begin

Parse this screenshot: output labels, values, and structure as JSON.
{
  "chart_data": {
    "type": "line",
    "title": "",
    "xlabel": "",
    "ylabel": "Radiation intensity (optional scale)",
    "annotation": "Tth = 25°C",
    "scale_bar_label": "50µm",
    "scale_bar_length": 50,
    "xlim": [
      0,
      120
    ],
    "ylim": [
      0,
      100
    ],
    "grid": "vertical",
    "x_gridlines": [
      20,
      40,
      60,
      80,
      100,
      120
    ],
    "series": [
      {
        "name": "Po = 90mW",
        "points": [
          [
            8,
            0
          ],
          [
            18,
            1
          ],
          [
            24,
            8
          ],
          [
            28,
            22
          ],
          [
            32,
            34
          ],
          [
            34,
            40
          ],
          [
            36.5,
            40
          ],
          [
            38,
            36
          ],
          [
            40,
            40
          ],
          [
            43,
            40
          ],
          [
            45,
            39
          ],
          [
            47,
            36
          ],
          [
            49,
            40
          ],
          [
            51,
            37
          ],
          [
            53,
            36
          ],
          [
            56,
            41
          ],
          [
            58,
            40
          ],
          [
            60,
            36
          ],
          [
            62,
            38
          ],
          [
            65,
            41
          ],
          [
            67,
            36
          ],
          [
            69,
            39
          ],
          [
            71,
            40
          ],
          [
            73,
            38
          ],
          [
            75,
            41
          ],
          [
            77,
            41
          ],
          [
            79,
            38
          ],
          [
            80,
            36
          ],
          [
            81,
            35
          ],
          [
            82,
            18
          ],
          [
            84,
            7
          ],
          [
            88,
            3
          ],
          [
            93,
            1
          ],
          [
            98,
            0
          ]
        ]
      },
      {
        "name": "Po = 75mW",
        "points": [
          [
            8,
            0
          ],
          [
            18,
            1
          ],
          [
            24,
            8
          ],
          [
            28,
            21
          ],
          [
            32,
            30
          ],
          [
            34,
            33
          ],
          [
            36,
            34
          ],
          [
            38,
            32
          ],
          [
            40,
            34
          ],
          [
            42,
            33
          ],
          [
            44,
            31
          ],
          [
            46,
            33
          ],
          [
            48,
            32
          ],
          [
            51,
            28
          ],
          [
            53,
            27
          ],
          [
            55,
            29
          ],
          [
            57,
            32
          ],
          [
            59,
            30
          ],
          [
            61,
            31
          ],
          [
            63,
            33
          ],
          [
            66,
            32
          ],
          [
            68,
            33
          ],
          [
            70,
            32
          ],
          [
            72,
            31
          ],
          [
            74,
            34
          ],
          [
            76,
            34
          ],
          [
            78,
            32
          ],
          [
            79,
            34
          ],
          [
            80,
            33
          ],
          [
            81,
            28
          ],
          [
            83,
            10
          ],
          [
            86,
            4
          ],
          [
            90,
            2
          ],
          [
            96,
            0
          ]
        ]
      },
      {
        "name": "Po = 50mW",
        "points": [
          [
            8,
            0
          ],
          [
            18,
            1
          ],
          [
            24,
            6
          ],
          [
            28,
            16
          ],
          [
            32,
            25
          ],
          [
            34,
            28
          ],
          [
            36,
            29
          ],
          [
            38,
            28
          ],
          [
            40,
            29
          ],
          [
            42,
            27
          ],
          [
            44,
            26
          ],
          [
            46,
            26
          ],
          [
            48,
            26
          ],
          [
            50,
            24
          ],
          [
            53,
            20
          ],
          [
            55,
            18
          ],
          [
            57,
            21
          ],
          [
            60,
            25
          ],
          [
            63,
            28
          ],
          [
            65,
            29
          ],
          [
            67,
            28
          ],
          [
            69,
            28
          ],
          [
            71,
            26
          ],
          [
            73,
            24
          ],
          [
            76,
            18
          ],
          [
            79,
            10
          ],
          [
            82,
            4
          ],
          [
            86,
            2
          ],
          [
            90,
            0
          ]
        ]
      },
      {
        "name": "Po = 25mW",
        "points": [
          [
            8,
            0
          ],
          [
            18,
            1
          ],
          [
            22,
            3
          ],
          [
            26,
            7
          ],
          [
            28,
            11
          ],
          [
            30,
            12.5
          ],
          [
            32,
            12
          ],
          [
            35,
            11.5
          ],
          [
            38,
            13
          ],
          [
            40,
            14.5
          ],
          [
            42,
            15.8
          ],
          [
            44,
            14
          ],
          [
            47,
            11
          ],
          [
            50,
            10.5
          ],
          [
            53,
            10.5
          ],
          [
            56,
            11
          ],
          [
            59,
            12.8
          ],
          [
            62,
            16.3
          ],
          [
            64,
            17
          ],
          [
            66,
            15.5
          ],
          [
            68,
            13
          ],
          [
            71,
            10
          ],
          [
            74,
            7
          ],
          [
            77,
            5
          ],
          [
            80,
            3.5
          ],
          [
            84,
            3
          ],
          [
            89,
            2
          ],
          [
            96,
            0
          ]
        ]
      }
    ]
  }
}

end

Of the lines above, how many contain the word "name"? Provide the number and nothing else.

Output
4